_Work to do_. Retype exactly the lines that start at the line with "Output the text content of this document." and end at the final line, both included, and leave out every picture.

_Records for the task_.
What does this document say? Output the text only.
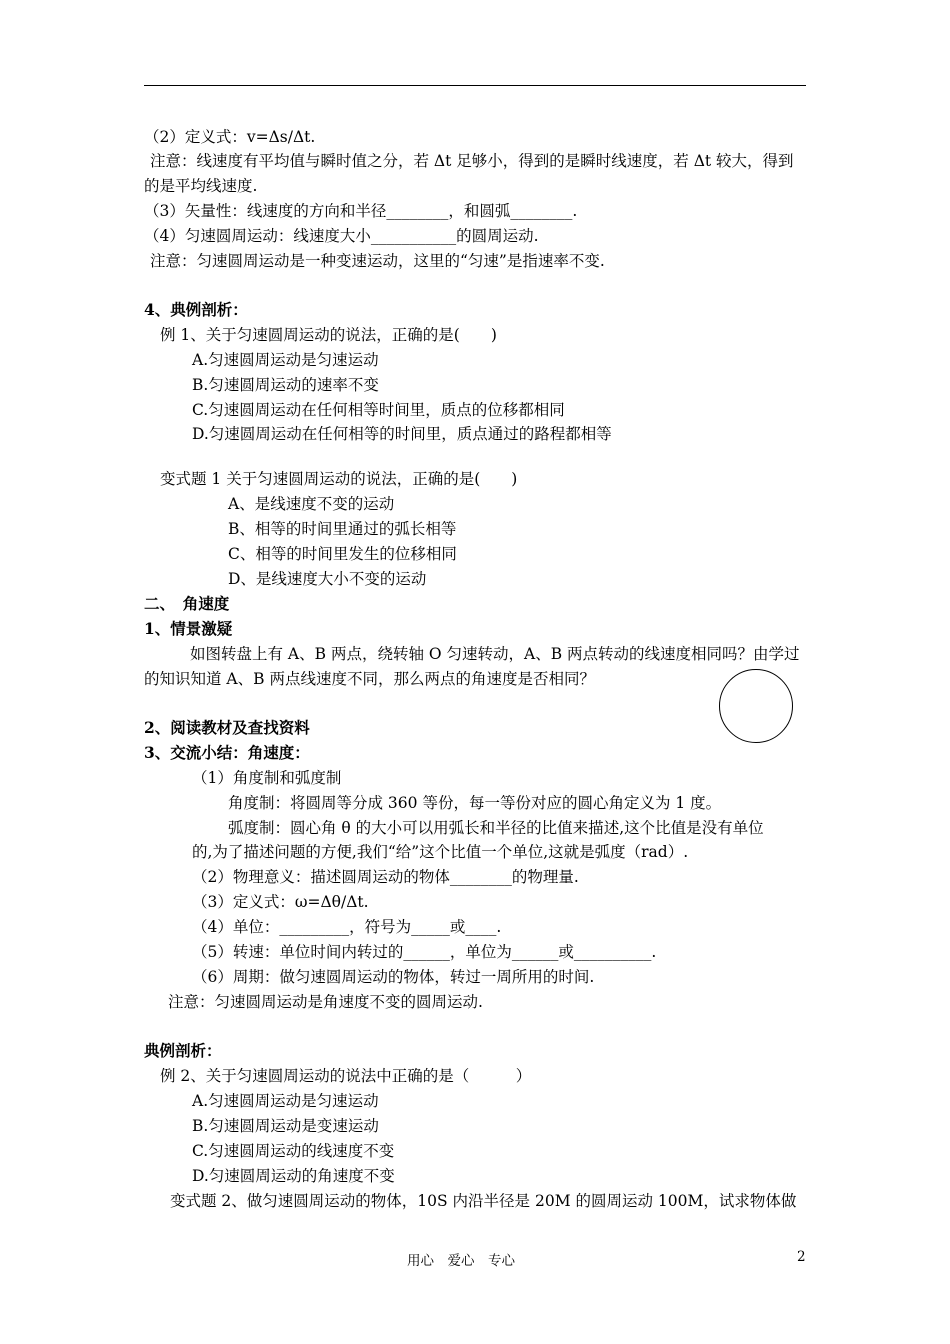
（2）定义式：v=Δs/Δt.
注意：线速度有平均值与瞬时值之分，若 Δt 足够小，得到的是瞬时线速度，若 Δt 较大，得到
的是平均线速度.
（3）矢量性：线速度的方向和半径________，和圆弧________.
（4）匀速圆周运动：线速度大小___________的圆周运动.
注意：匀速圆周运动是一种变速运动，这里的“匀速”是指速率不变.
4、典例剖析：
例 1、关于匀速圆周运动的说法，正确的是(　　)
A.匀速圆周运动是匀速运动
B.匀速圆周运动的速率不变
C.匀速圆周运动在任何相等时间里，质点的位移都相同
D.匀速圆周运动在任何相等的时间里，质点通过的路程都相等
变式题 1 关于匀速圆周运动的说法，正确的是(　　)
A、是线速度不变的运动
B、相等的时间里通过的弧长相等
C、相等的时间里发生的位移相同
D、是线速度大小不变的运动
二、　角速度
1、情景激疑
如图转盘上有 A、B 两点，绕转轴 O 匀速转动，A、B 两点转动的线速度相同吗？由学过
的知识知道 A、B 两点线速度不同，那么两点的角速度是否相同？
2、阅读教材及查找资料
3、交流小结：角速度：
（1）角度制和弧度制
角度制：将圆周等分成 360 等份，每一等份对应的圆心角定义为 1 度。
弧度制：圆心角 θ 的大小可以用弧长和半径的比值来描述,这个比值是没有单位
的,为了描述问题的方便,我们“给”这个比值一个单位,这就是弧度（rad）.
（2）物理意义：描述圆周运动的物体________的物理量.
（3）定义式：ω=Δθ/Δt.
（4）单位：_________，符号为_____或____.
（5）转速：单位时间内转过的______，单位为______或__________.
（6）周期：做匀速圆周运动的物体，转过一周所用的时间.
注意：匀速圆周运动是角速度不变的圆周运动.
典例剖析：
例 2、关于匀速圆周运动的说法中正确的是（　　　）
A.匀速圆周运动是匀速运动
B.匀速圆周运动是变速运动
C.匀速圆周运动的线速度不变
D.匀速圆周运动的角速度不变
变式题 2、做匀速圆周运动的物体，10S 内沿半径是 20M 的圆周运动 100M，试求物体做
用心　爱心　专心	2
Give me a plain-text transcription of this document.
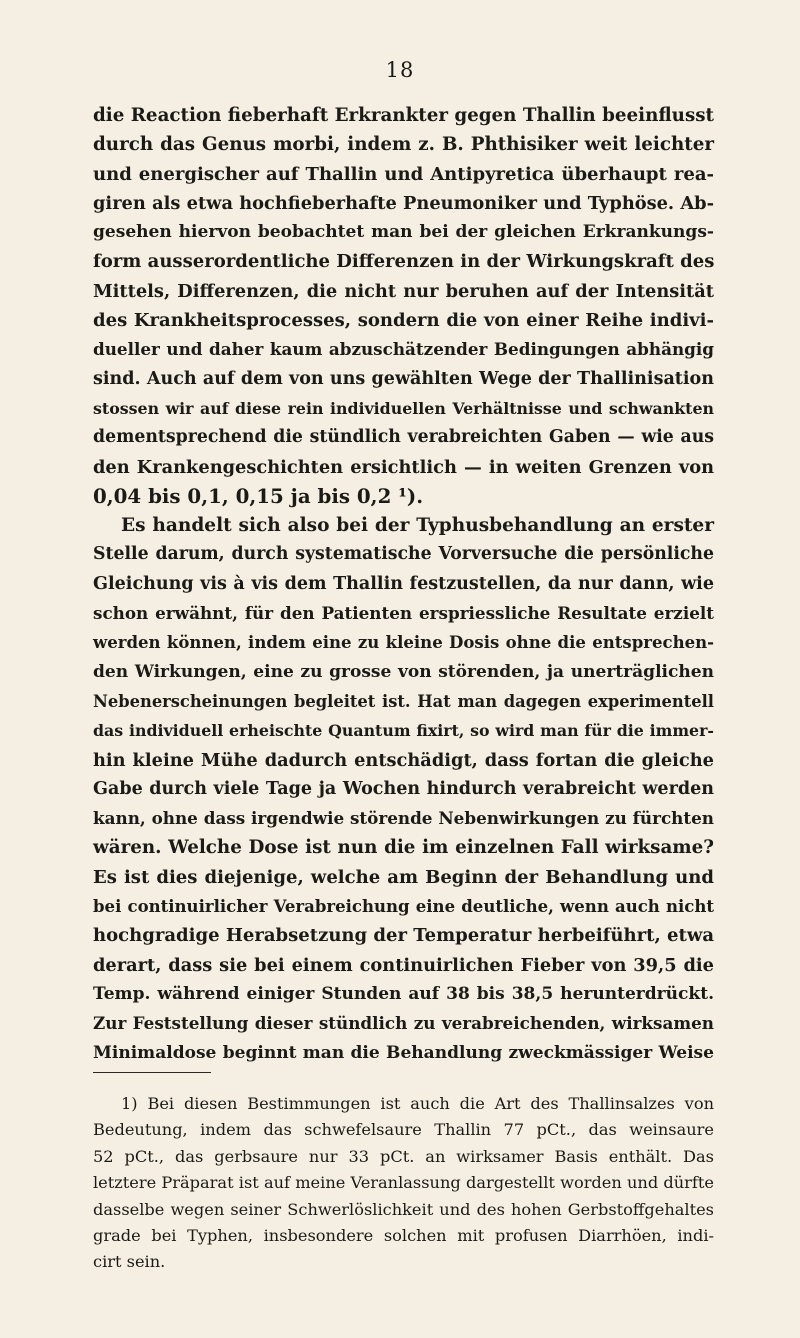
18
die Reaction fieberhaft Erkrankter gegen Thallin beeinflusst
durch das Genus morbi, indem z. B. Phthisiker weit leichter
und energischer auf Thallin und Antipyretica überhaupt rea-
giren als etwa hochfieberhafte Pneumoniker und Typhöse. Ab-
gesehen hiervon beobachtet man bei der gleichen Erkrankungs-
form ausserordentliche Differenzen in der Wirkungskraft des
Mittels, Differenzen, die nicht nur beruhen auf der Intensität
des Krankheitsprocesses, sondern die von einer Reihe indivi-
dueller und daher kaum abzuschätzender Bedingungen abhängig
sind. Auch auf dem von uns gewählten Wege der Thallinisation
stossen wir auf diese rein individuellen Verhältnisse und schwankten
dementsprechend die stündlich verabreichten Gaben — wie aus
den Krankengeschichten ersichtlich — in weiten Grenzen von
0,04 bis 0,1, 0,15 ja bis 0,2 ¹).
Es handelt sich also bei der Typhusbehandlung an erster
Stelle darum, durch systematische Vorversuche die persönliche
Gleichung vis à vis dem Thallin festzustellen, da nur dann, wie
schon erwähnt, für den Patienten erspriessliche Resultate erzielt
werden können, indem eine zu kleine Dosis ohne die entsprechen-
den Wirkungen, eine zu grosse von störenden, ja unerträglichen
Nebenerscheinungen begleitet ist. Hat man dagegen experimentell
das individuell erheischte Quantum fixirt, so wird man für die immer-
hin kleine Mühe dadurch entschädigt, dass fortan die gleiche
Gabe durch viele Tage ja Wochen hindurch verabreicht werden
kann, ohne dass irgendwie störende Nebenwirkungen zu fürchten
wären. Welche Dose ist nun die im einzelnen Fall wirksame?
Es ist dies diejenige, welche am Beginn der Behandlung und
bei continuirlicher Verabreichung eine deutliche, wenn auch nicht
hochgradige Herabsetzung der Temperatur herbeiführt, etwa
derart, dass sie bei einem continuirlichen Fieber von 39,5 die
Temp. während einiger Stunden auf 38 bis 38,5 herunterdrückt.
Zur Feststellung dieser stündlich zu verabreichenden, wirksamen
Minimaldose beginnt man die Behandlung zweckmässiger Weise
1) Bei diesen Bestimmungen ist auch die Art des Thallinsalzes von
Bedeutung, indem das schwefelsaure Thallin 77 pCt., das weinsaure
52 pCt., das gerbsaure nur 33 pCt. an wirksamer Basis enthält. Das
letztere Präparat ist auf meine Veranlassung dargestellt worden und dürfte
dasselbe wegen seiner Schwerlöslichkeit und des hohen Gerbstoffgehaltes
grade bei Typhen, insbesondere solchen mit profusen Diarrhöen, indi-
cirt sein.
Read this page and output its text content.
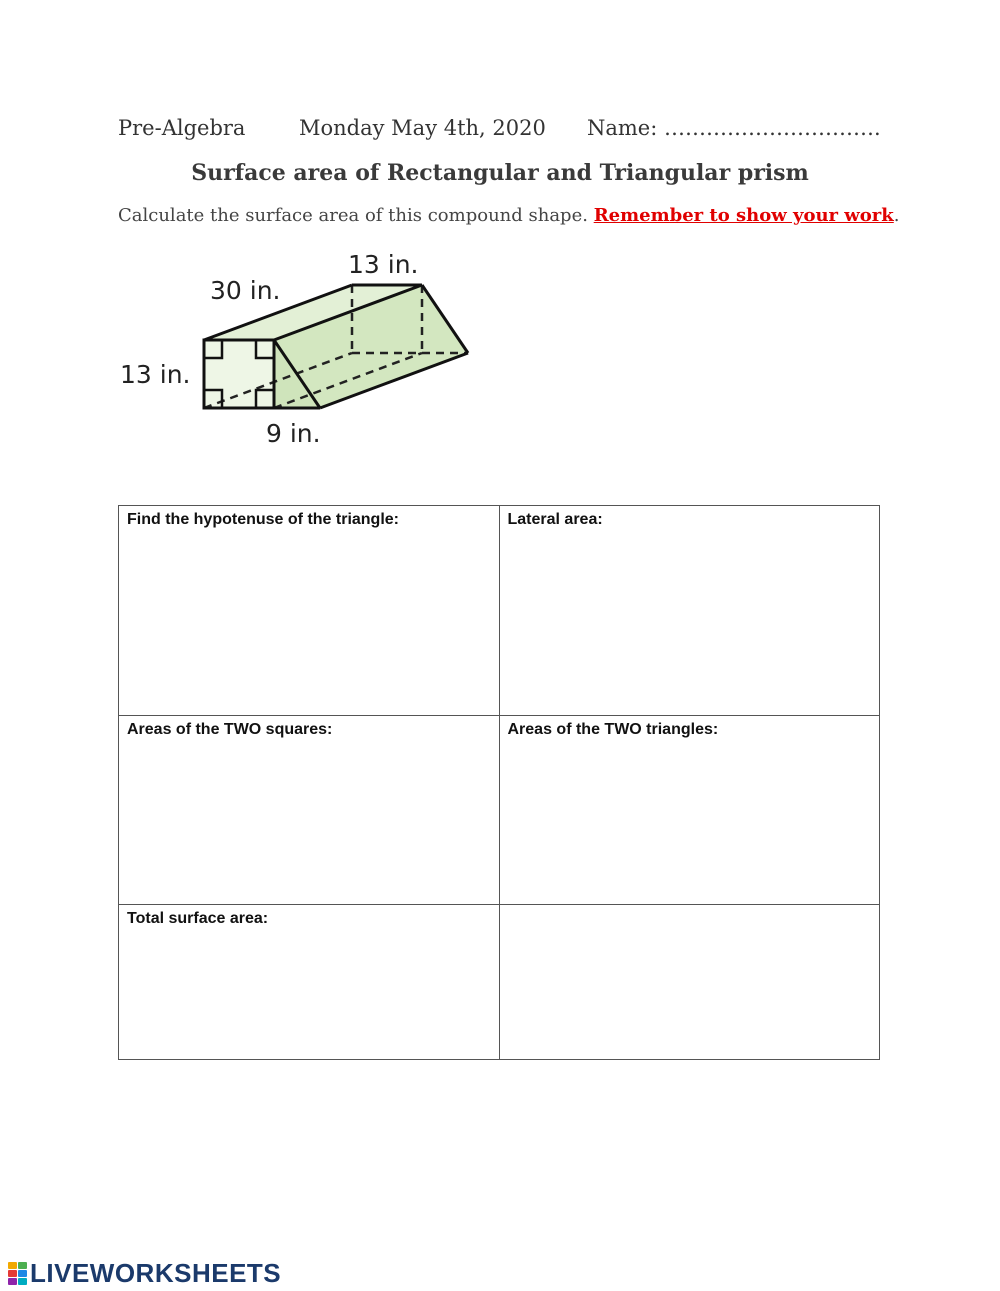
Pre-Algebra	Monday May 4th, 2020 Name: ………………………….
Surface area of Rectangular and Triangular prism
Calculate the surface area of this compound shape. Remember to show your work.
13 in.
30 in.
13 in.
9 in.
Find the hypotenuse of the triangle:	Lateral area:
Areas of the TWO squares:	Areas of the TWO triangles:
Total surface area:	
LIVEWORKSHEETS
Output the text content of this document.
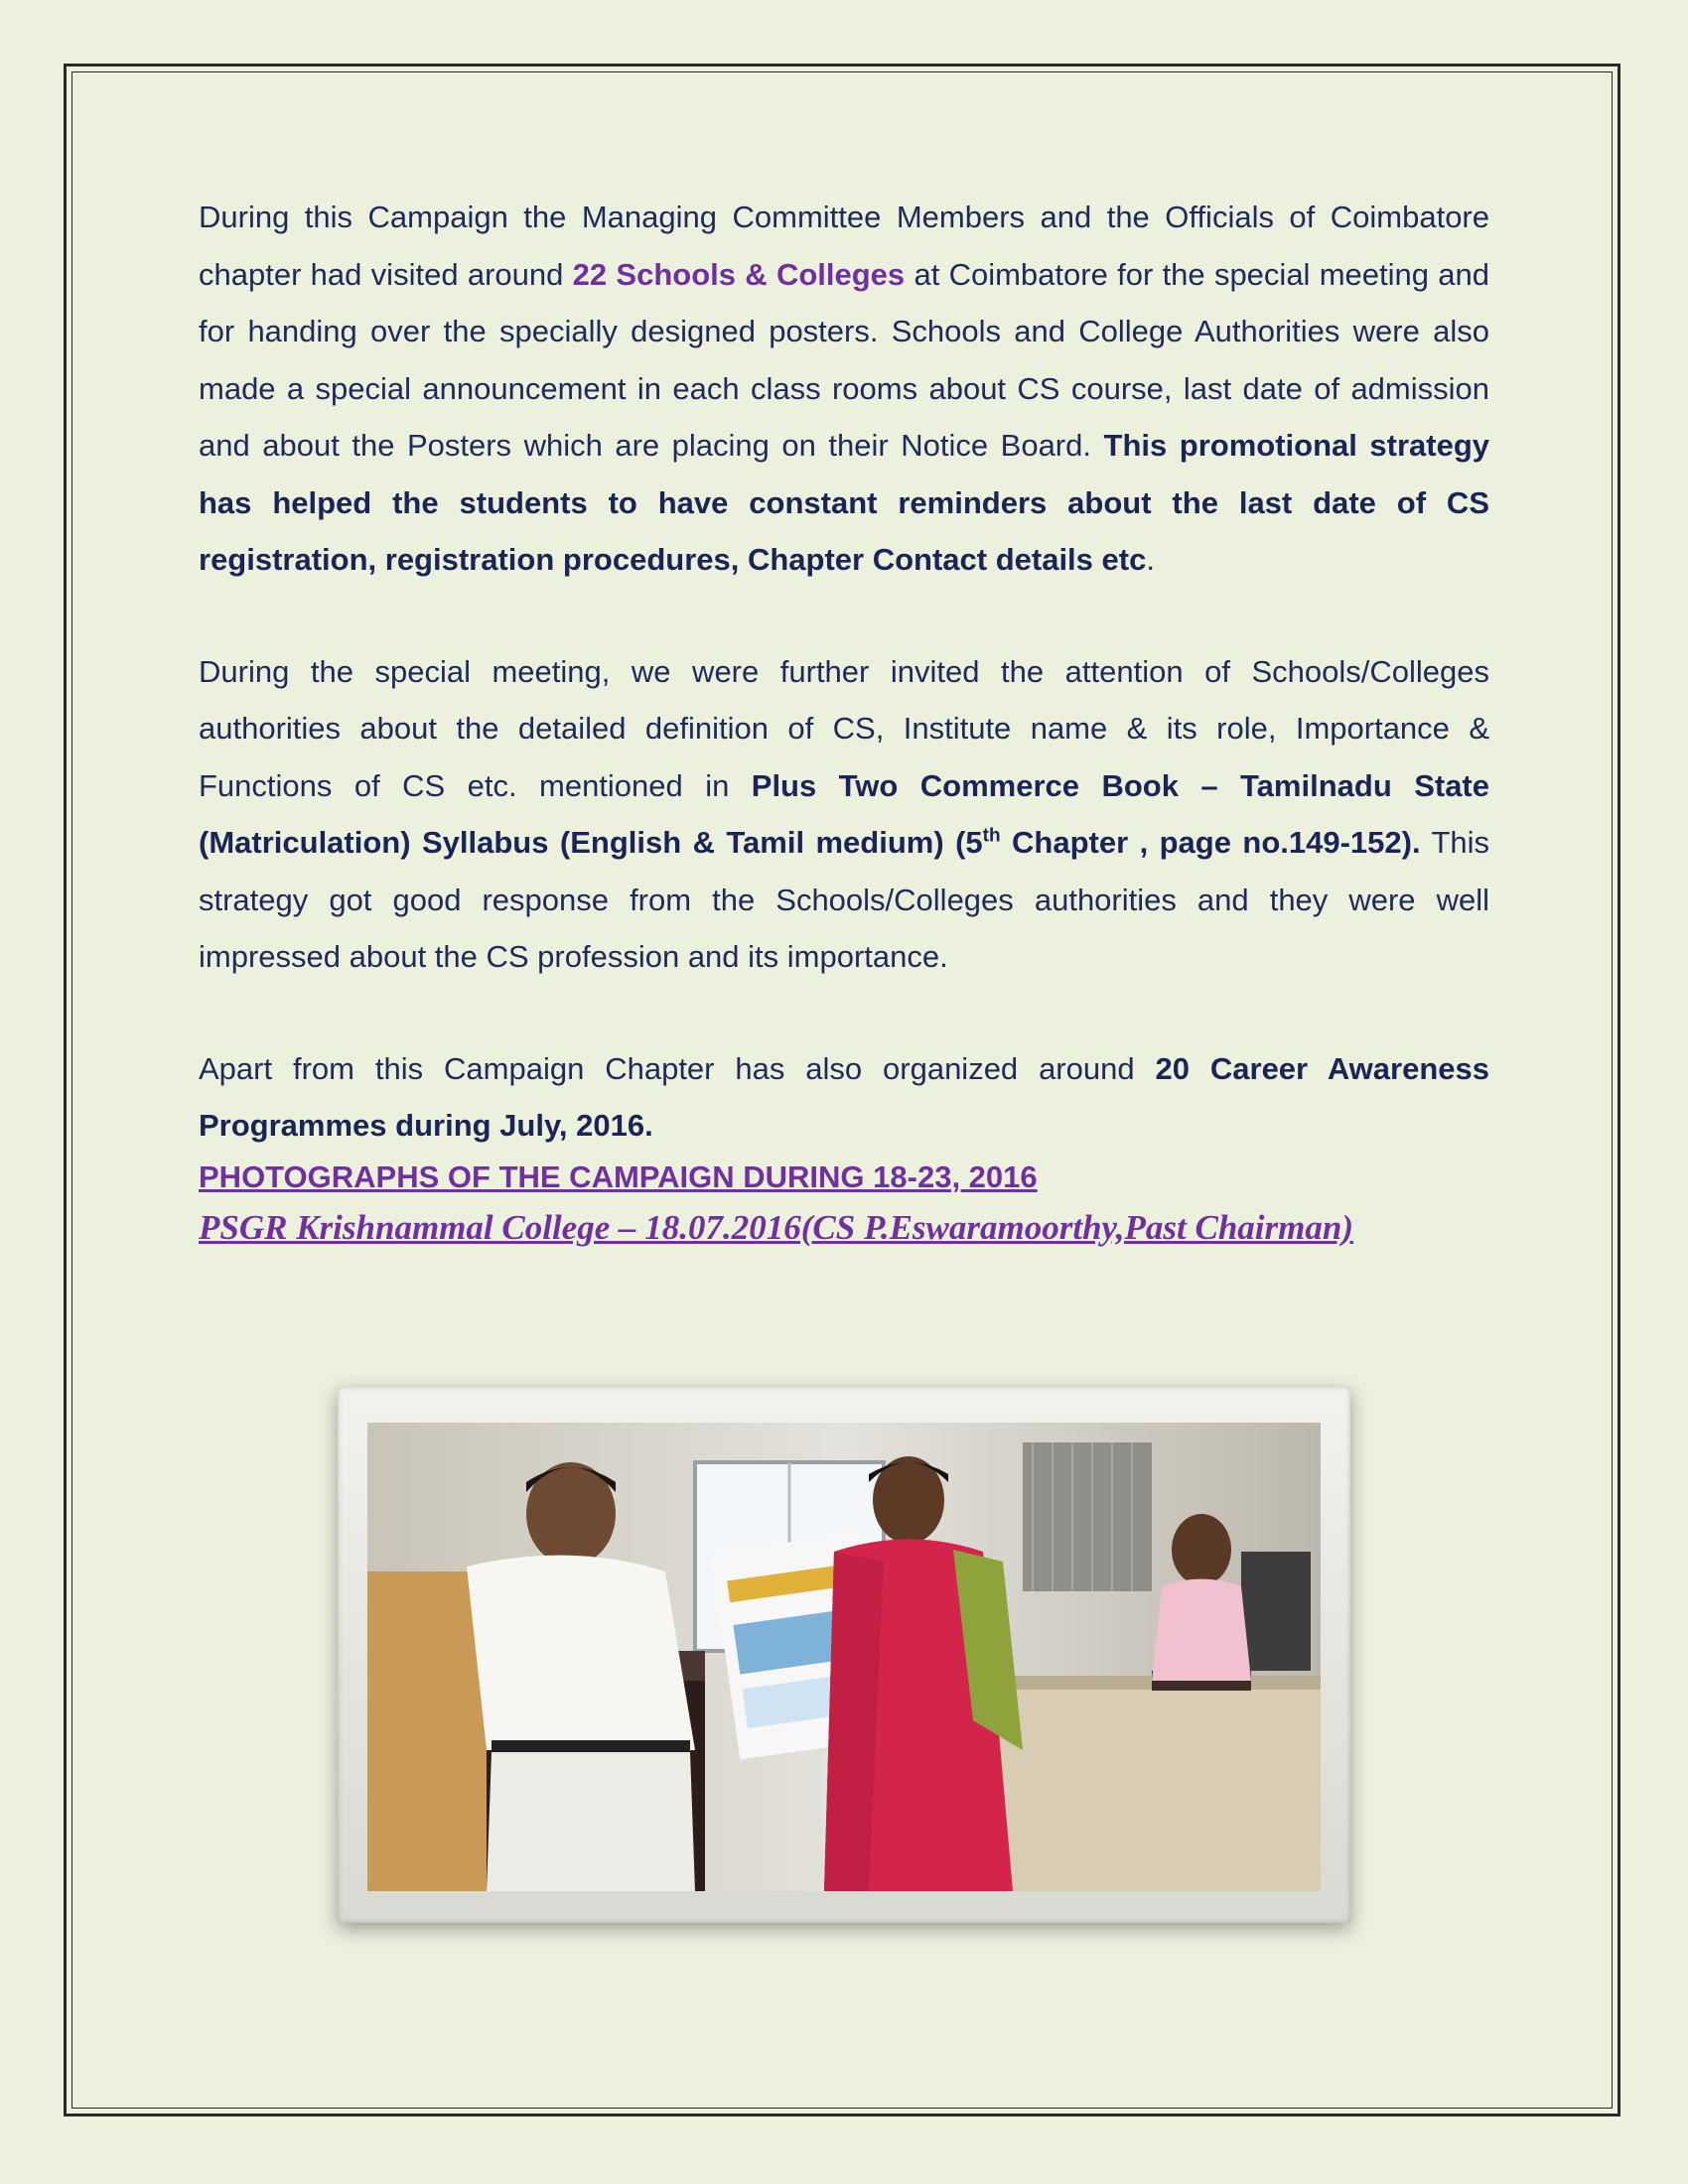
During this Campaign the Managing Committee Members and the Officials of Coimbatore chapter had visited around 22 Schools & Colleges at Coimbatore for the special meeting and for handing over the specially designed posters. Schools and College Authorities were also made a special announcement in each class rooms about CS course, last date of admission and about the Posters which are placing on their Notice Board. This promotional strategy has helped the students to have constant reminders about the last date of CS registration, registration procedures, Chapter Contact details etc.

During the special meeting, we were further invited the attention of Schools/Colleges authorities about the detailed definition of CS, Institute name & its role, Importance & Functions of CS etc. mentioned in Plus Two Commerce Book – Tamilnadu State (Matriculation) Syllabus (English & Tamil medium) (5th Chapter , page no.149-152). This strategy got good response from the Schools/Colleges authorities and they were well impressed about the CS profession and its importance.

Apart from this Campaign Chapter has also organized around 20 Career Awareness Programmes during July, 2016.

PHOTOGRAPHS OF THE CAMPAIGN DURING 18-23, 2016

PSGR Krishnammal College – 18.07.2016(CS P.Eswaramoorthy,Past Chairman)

_Output of the task_.
Output the text content of this document.
During this Campaign the Managing Committee Members and the Officials of Coimbatore chapter had visited around 22 Schools & Colleges at Coimbatore for the special meeting and for handing over the specially designed posters. Schools and College Authorities were also made a special announcement in each class rooms about CS course, last date of admission and about the Posters which are placing on their Notice Board. This promotional strategy has helped the students to have constant reminders about the last date of CS registration, registration procedures, Chapter Contact details etc.

During the special meeting, we were further invited the attention of Schools/Colleges authorities about the detailed definition of CS, Institute name & its role, Importance & Functions of CS etc. mentioned in Plus Two Commerce Book – Tamilnadu State (Matriculation) Syllabus (English & Tamil medium) (5th Chapter , page no.149-152). This strategy got good response from the Schools/Colleges authorities and they were well impressed about the CS profession and its importance.

Apart from this Campaign Chapter has also organized around 20 Career Awareness Programmes during July, 2016.

PHOTOGRAPHS OF THE CAMPAIGN DURING 18-23, 2016

PSGR Krishnammal College – 18.07.2016(CS P.Eswaramoorthy,Past Chairman)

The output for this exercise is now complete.